Task material:
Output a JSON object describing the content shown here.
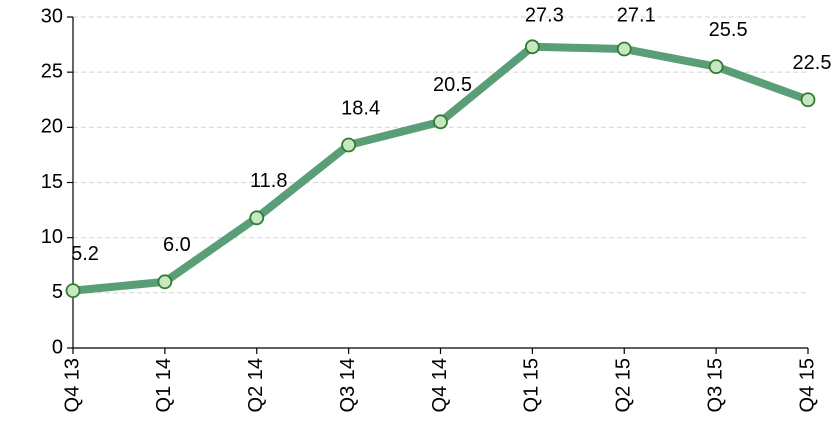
{
  "chart_data": {
    "type": "line",
    "categories": [
      "Q4 13",
      "Q1 14",
      "Q2 14",
      "Q3 14",
      "Q4 14",
      "Q1 15",
      "Q2 15",
      "Q3 15",
      "Q4 15"
    ],
    "values": [
      5.2,
      6.0,
      11.8,
      18.4,
      20.5,
      27.3,
      27.1,
      25.5,
      22.5
    ],
    "value_labels": [
      "5.2",
      "6.0",
      "11.8",
      "18.4",
      "20.5",
      "27.3",
      "27.1",
      "25.5",
      "22.5"
    ],
    "color": "#5a9e78",
    "marker_fill": "#c8e6c0",
    "marker_edge": "#2e7d32",
    "ylim": [
      0,
      30
    ],
    "yticks": [
      0,
      5,
      10,
      15,
      20,
      25,
      30
    ],
    "grid": true
  }
}
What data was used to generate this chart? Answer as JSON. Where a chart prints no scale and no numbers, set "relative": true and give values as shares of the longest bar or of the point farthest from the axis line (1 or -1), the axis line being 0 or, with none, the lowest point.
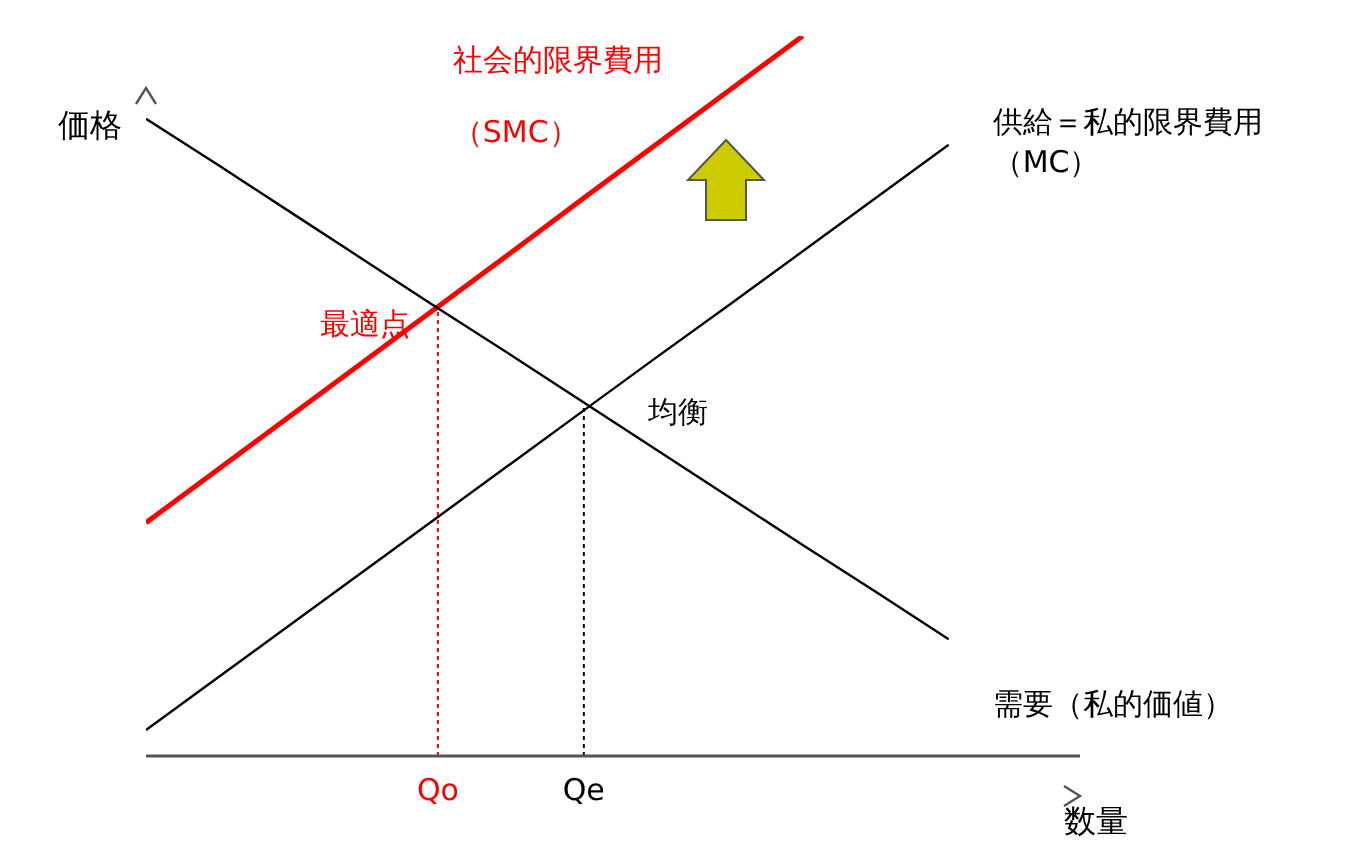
{
  "chart_data": {
    "type": "line",
    "relative": true,
    "xlabel": "数量",
    "ylabel": "価格",
    "categories": [
      null,
      null,
      null,
      null,
      "Qo",
      null,
      "Qe",
      null,
      null,
      null,
      null,
      null,
      null
    ],
    "series": [
      {
        "name": "社会的限界費用（SMC）",
        "color": "#ff0000",
        "values": [
          0.324,
          0.399,
          0.474,
          0.549,
          0.624,
          0.699,
          0.775,
          0.85,
          0.925,
          1,
          null,
          null,
          null
        ]
      },
      {
        "name": "供給＝私的限界費用（MC）",
        "color": "#000000",
        "values": [
          0.036,
          0.11,
          0.184,
          0.258,
          0.332,
          0.406,
          0.48,
          0.554,
          0.627,
          0.701,
          0.775,
          0.849,
          null
        ]
      },
      {
        "name": "需要（私的価値）",
        "color": "#000000",
        "values": [
          0.885,
          0.82,
          0.754,
          0.688,
          0.622,
          0.557,
          0.491,
          0.425,
          0.359,
          0.293,
          0.228,
          0.162,
          null
        ]
      }
    ],
    "ref_lines": [
      {
        "axis": "x",
        "value": "Qo",
        "color": "#ff0000",
        "line_style": "dotted"
      },
      {
        "axis": "x",
        "value": "Qe",
        "color": "#000000",
        "line_style": "dotted"
      }
    ],
    "annotations": [
      {
        "text": "最適点",
        "x": "Qo",
        "y": 0.624
      },
      {
        "text": "均衡",
        "x": "Qe",
        "y": 0.487
      }
    ],
    "grid": false,
    "legend": false,
    "marker": "none",
    "line_style": "solid"
  }
}
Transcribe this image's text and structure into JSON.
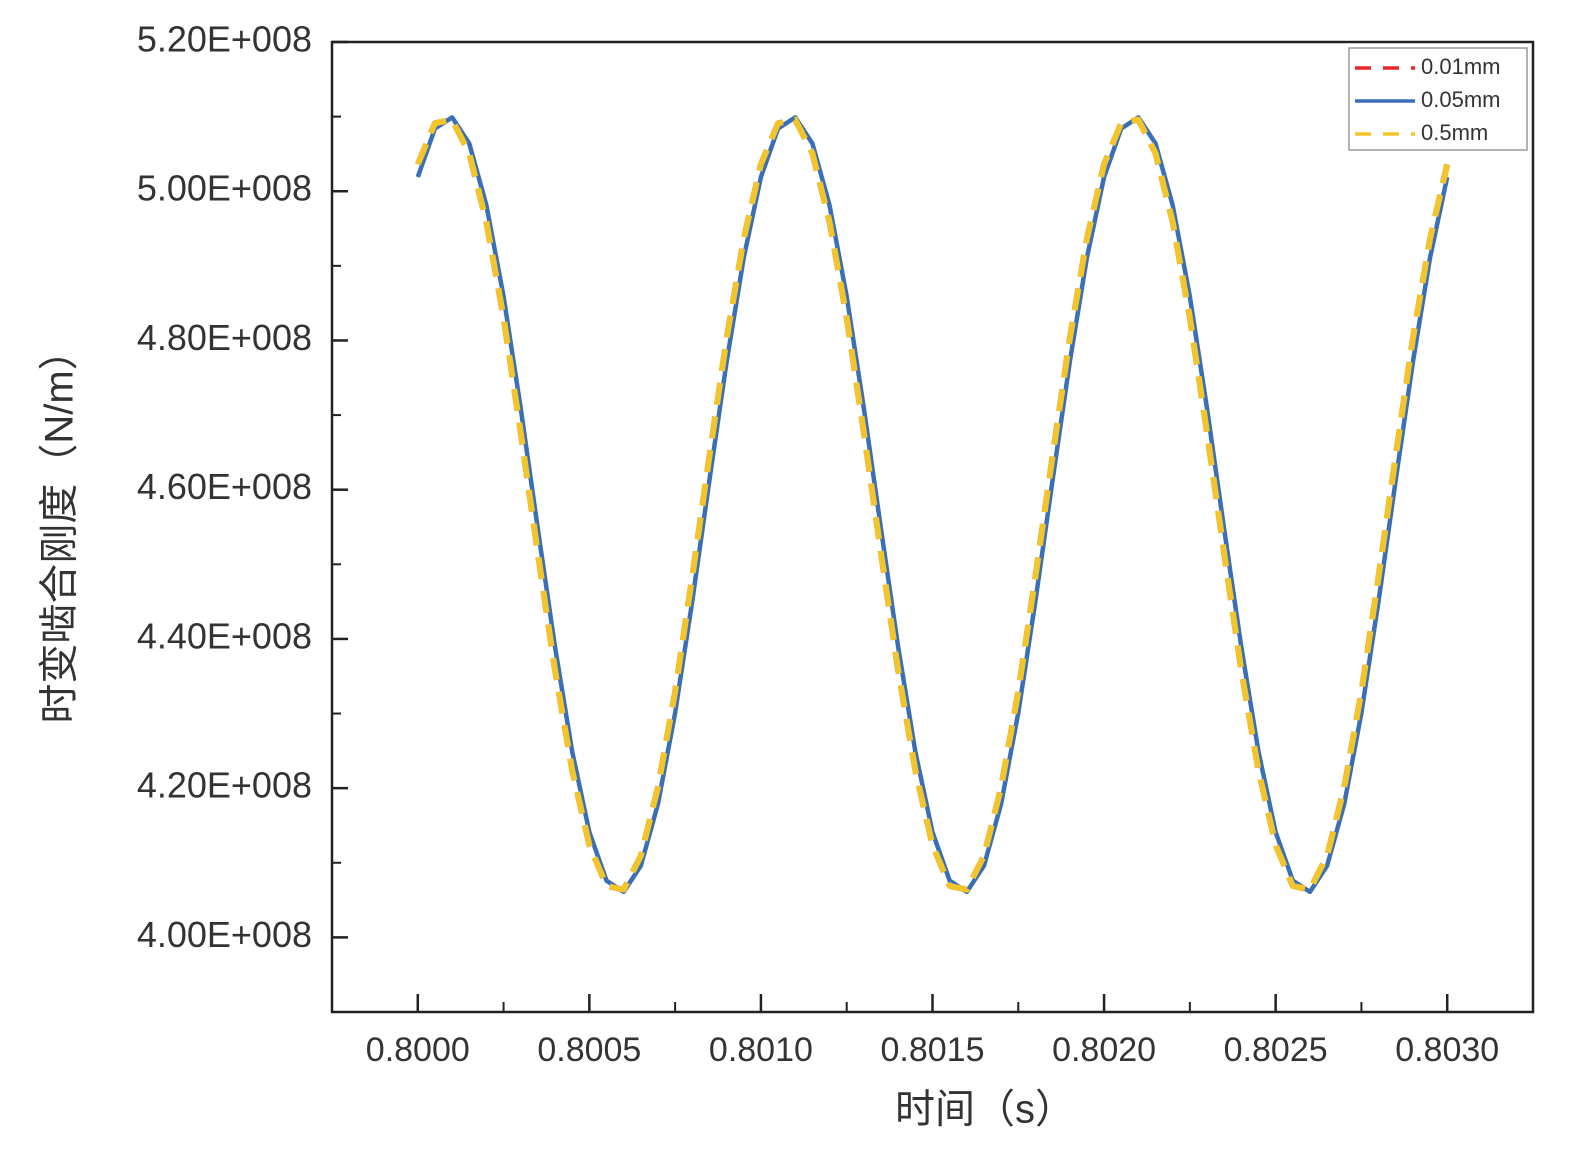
{
  "chart_data": {
    "type": "line",
    "x_label": "时间（s）",
    "y_label": "时变啮合刚度（N/m）",
    "x": [
      0.8,
      0.80005,
      0.8001,
      0.80015,
      0.8002,
      0.80025,
      0.8003,
      0.80035,
      0.8004,
      0.80045,
      0.8005,
      0.80055,
      0.8006,
      0.80065,
      0.8007,
      0.80075,
      0.8008,
      0.80085,
      0.8009,
      0.80095,
      0.801,
      0.80105,
      0.8011,
      0.80115,
      0.8012,
      0.80125,
      0.8013,
      0.80135,
      0.8014,
      0.80145,
      0.8015,
      0.80155,
      0.8016,
      0.80165,
      0.8017,
      0.80175,
      0.8018,
      0.80185,
      0.8019,
      0.80195,
      0.802,
      0.80205,
      0.8021,
      0.80215,
      0.8022,
      0.80225,
      0.8023,
      0.80235,
      0.8024,
      0.80245,
      0.8025,
      0.80255,
      0.8026,
      0.80265,
      0.8027,
      0.80275,
      0.8028,
      0.80285,
      0.8029,
      0.80295,
      0.803
    ],
    "series": [
      {
        "name": "0.01mm",
        "color": "#e8262a",
        "dash": true,
        "values": [
          503600000.0,
          509100000.0,
          509600000.0,
          505100000.0,
          495900000.0,
          483100000.0,
          467700000.0,
          451500000.0,
          435800000.0,
          422400000.0,
          412400000.0,
          406900000.0,
          406400000.0,
          410900000.0,
          420100000.0,
          432900000.0,
          448300000.0,
          464500000.0,
          480200000.0,
          493600000.0,
          503600000.0,
          509100000.0,
          509600000.0,
          505100000.0,
          495900000.0,
          483100000.0,
          467700000.0,
          451500000.0,
          435800000.0,
          422400000.0,
          412400000.0,
          406900000.0,
          406400000.0,
          410900000.0,
          420100000.0,
          432900000.0,
          448300000.0,
          464500000.0,
          480200000.0,
          493600000.0,
          503600000.0,
          509100000.0,
          509600000.0,
          505100000.0,
          495900000.0,
          483100000.0,
          467700000.0,
          451500000.0,
          435800000.0,
          422400000.0,
          412400000.0,
          406900000.0,
          406400000.0,
          410900000.0,
          420100000.0,
          432900000.0,
          448300000.0,
          464500000.0,
          480200000.0,
          493600000.0,
          503600000.0
        ]
      },
      {
        "name": "0.05mm",
        "color": "#3a6fb5",
        "dash": false,
        "values": [
          501900000.0,
          508400000.0,
          509900000.0,
          506400000.0,
          498100000.0,
          485900000.0,
          470900000.0,
          454700000.0,
          438900000.0,
          424900000.0,
          414100000.0,
          407600000.0,
          406100000.0,
          409600000.0,
          417900000.0,
          430100000.0,
          445100000.0,
          461300000.0,
          477100000.0,
          491100000.0,
          501900000.0,
          508400000.0,
          509900000.0,
          506400000.0,
          498100000.0,
          485900000.0,
          470900000.0,
          454700000.0,
          438900000.0,
          424900000.0,
          414100000.0,
          407600000.0,
          406100000.0,
          409600000.0,
          417900000.0,
          430100000.0,
          445100000.0,
          461300000.0,
          477100000.0,
          491100000.0,
          501900000.0,
          508400000.0,
          509900000.0,
          506400000.0,
          498100000.0,
          485900000.0,
          470900000.0,
          454700000.0,
          438900000.0,
          424900000.0,
          414100000.0,
          407600000.0,
          406100000.0,
          409600000.0,
          417900000.0,
          430100000.0,
          445100000.0,
          461300000.0,
          477100000.0,
          491100000.0,
          501900000.0
        ]
      },
      {
        "name": "0.5mm",
        "color": "#f2c52a",
        "dash": true,
        "values": [
          503600000.0,
          509100000.0,
          509600000.0,
          505100000.0,
          495900000.0,
          483100000.0,
          467700000.0,
          451500000.0,
          435800000.0,
          422400000.0,
          412400000.0,
          406900000.0,
          406400000.0,
          410900000.0,
          420100000.0,
          432900000.0,
          448300000.0,
          464500000.0,
          480200000.0,
          493600000.0,
          503600000.0,
          509100000.0,
          509600000.0,
          505100000.0,
          495900000.0,
          483100000.0,
          467700000.0,
          451500000.0,
          435800000.0,
          422400000.0,
          412400000.0,
          406900000.0,
          406400000.0,
          410900000.0,
          420100000.0,
          432900000.0,
          448300000.0,
          464500000.0,
          480200000.0,
          493600000.0,
          503600000.0,
          509100000.0,
          509600000.0,
          505100000.0,
          495900000.0,
          483100000.0,
          467700000.0,
          451500000.0,
          435800000.0,
          422400000.0,
          412400000.0,
          406900000.0,
          406400000.0,
          410900000.0,
          420100000.0,
          432900000.0,
          448300000.0,
          464500000.0,
          480200000.0,
          493600000.0,
          503600000.0
        ]
      }
    ],
    "xlim": [
      0.79975,
      0.80325
    ],
    "xticks": [
      {
        "value": 0.8,
        "label": "0.8000"
      },
      {
        "value": 0.8005,
        "label": "0.8005"
      },
      {
        "value": 0.801,
        "label": "0.8010"
      },
      {
        "value": 0.8015,
        "label": "0.8015"
      },
      {
        "value": 0.802,
        "label": "0.8020"
      },
      {
        "value": 0.8025,
        "label": "0.8025"
      },
      {
        "value": 0.803,
        "label": "0.8030"
      }
    ],
    "ylim": [
      390000000.0,
      520000000.0
    ],
    "yticks": [
      {
        "value": 400000000.0,
        "label": "4.00E+008"
      },
      {
        "value": 420000000.0,
        "label": "4.20E+008"
      },
      {
        "value": 440000000.0,
        "label": "4.40E+008"
      },
      {
        "value": 460000000.0,
        "label": "4.60E+008"
      },
      {
        "value": 480000000.0,
        "label": "4.80E+008"
      },
      {
        "value": 500000000.0,
        "label": "5.00E+008"
      },
      {
        "value": 520000000.0,
        "label": "5.20E+008"
      }
    ],
    "grid": false,
    "legend": "upper right"
  }
}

Problem description: Look through the material above. Copy each line where the word "name" appears.

The result:
        "name": "社会的限界費用（SMC）",
        "name": "供給＝私的限界費用（MC）",
        "name": "需要（私的価値）",
        "name": "0.01mm",
        "name": "0.05mm",
        "name": "0.5mm",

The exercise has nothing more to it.